Separate out the lines that hold "content".
== == ==
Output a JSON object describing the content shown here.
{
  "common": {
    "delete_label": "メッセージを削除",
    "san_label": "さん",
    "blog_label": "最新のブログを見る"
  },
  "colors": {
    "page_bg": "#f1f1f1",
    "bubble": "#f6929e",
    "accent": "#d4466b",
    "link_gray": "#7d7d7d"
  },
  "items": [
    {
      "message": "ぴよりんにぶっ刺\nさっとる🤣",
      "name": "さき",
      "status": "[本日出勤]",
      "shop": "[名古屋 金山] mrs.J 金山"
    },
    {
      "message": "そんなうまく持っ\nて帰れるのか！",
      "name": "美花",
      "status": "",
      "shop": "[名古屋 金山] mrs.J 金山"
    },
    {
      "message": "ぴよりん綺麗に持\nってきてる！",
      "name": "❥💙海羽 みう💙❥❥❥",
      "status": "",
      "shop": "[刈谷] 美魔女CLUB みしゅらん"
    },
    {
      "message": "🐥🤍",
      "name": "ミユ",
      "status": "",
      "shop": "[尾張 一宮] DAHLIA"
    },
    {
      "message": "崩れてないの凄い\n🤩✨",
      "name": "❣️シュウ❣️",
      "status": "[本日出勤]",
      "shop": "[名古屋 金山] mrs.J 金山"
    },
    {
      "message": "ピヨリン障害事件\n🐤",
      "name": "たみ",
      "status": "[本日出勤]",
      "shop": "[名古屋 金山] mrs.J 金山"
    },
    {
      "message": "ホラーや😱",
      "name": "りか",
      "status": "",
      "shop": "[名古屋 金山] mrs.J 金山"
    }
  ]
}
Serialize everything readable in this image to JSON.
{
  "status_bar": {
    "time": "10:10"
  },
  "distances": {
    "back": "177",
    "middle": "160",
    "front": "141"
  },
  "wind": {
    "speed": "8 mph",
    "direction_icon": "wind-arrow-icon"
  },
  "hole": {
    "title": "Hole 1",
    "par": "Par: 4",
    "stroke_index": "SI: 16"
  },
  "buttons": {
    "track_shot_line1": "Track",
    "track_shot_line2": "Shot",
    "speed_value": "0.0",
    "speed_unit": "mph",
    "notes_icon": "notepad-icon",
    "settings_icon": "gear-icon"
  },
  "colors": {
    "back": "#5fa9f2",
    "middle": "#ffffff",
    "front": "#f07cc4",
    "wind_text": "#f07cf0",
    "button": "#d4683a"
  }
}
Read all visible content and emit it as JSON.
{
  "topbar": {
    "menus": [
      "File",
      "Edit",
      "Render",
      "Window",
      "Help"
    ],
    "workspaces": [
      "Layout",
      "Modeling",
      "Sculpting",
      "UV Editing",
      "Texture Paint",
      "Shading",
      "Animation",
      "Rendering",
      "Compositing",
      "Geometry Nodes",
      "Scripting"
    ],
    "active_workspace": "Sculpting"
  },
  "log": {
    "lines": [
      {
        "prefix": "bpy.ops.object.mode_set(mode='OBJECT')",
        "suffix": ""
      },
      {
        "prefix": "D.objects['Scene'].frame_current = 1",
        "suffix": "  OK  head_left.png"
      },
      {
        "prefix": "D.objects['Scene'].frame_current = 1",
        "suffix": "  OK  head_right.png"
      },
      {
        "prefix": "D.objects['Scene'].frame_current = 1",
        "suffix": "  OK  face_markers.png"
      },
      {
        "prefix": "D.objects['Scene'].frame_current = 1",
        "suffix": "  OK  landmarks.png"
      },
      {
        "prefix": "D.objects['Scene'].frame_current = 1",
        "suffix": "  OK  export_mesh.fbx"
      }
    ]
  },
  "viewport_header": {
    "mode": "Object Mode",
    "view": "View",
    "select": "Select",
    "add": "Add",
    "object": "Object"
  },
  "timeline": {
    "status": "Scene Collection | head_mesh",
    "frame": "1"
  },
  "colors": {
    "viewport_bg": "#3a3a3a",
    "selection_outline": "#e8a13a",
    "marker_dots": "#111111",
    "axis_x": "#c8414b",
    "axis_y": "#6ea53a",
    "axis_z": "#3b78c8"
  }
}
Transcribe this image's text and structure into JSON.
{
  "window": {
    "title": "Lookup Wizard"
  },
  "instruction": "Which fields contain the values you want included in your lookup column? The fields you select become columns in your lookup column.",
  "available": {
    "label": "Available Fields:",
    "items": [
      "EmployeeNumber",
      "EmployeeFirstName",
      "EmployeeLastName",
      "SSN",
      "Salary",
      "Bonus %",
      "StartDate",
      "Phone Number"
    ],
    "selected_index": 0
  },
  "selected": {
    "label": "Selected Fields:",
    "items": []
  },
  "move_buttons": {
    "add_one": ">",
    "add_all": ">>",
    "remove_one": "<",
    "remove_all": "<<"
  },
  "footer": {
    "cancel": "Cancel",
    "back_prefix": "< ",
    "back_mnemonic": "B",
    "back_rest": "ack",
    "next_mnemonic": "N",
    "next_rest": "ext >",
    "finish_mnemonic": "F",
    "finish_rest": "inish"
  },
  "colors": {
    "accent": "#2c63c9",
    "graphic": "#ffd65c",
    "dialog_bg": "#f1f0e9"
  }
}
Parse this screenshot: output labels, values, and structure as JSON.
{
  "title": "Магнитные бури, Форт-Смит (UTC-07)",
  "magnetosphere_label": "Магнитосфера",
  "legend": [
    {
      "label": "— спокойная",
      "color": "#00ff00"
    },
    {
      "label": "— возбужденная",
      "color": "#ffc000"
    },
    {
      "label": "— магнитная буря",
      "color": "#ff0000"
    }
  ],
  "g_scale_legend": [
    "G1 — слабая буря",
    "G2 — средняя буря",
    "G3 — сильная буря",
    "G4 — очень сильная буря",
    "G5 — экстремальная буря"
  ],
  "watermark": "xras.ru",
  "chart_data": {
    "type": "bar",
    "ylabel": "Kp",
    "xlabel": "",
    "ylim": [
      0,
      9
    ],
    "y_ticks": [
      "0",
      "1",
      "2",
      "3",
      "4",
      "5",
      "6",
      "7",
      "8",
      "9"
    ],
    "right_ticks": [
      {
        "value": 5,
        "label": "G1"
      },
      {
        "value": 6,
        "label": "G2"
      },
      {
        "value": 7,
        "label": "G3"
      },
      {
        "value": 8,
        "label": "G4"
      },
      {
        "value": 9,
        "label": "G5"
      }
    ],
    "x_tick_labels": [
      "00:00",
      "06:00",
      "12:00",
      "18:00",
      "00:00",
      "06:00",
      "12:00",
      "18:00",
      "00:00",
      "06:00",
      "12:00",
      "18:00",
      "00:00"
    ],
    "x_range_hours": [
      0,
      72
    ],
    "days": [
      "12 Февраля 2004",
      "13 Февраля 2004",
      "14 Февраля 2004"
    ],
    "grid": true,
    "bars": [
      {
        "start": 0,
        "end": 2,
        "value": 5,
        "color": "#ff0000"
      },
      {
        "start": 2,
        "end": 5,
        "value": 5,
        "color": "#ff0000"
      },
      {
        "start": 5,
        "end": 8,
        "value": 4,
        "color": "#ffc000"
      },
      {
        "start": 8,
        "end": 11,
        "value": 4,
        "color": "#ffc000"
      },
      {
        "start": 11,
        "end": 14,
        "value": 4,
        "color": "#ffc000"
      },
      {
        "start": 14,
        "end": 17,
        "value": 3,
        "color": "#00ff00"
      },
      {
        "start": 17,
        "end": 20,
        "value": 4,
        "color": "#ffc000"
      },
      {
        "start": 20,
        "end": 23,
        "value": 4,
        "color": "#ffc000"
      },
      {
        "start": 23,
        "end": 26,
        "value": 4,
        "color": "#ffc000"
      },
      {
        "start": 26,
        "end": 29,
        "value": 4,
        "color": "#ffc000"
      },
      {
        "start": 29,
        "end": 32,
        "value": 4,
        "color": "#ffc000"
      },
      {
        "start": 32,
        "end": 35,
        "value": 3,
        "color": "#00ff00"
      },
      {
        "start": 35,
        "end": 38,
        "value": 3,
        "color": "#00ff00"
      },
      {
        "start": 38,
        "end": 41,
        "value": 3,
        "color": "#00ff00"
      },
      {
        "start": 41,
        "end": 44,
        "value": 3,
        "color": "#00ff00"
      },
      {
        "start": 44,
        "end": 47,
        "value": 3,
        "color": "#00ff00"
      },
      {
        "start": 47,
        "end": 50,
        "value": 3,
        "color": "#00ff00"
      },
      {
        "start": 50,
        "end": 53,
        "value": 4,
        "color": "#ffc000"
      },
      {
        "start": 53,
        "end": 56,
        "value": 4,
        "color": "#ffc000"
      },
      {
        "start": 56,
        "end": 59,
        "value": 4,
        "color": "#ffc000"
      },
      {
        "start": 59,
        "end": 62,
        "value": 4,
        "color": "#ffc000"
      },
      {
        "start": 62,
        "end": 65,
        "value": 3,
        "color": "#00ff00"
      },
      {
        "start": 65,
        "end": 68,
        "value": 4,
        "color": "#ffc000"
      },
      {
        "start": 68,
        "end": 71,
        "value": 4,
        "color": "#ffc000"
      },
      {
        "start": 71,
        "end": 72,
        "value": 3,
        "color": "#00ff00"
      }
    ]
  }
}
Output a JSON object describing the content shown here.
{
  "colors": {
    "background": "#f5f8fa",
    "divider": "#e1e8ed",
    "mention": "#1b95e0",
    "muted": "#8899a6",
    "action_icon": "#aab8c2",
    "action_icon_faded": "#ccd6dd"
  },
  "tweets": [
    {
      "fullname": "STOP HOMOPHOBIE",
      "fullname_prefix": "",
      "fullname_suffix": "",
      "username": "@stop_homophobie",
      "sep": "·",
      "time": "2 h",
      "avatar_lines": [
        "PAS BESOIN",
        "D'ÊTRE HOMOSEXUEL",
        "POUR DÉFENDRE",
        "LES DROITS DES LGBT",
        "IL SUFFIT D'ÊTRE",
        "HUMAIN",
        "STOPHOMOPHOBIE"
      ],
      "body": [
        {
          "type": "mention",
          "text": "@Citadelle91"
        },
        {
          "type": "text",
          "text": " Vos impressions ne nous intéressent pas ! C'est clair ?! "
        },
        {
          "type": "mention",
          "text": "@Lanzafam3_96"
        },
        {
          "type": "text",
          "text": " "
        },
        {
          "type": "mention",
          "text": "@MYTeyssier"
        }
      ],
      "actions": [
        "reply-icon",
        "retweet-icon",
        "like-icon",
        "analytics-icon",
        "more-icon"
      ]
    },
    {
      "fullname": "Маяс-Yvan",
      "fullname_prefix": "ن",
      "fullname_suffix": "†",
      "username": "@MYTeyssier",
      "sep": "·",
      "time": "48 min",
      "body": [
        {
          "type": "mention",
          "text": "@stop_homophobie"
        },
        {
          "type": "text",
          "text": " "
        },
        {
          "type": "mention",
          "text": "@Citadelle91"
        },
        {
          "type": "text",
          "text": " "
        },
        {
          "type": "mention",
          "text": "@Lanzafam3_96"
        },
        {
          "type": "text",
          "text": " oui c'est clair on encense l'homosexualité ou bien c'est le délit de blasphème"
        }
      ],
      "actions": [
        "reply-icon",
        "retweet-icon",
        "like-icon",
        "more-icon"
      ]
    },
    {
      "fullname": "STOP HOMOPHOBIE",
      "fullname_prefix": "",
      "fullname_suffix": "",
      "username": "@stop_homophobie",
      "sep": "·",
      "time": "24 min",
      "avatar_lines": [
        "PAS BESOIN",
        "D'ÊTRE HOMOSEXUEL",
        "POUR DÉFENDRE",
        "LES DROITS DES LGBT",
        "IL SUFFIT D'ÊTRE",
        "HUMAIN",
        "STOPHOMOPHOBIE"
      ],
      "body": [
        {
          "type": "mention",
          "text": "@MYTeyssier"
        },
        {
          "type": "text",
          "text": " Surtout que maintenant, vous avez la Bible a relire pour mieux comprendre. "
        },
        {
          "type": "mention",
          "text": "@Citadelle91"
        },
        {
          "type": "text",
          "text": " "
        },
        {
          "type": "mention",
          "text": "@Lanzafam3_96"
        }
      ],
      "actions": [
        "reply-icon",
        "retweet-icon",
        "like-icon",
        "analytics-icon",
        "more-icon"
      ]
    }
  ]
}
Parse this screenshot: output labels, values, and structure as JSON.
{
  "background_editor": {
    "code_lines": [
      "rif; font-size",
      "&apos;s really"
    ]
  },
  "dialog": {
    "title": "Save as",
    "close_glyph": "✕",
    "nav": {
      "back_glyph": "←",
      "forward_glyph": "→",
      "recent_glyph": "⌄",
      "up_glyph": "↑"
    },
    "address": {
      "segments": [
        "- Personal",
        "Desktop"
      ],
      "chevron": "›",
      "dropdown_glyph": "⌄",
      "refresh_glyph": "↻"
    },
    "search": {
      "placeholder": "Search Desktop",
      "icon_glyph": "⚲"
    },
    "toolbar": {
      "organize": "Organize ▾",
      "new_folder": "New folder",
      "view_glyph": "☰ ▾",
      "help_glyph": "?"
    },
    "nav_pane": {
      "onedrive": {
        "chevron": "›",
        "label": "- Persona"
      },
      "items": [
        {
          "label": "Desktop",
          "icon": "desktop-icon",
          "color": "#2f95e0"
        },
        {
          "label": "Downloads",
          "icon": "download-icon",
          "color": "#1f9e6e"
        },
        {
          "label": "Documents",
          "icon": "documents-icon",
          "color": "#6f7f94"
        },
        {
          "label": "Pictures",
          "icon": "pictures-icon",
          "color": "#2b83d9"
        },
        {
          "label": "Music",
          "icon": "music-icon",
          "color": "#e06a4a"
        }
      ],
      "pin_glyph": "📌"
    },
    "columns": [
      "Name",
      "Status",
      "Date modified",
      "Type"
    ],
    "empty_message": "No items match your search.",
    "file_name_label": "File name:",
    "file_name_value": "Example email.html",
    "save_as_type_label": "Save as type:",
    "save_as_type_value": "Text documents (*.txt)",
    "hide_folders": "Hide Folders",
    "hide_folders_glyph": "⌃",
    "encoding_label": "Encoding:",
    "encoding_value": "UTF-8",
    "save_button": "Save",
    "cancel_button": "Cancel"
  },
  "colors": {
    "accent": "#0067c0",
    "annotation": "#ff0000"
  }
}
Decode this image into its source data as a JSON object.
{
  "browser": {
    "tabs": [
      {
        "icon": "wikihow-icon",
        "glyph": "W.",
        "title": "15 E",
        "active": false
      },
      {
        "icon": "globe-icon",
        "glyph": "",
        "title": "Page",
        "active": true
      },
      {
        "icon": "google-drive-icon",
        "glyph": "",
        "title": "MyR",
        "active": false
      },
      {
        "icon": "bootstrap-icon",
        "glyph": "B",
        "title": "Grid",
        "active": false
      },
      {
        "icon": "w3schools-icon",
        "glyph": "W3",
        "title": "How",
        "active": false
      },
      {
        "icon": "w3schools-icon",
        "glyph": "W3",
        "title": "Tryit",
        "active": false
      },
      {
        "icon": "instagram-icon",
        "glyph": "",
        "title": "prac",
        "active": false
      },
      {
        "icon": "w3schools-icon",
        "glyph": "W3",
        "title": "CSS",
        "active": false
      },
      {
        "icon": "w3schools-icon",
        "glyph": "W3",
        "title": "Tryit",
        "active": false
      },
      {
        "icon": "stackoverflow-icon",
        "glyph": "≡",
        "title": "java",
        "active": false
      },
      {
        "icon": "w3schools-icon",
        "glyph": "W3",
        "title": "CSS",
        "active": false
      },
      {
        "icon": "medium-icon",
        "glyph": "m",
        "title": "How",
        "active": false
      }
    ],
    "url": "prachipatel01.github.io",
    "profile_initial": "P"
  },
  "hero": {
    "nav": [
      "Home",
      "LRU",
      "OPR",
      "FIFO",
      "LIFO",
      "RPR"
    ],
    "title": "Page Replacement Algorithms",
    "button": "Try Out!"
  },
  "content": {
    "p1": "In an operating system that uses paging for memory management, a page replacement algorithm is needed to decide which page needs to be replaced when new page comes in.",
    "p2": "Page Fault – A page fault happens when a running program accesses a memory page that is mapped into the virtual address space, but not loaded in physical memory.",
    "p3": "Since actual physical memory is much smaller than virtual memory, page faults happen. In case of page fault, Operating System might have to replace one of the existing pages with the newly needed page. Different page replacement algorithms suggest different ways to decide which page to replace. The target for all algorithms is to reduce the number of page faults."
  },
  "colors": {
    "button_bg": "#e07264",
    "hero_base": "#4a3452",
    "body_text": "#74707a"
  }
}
== == ==
- [Response for this exercise]
Output a JSON object describing the content shown here.
Read all visible content and emit it as JSON.
Output a JSON object describing the content shown here.
  "content": {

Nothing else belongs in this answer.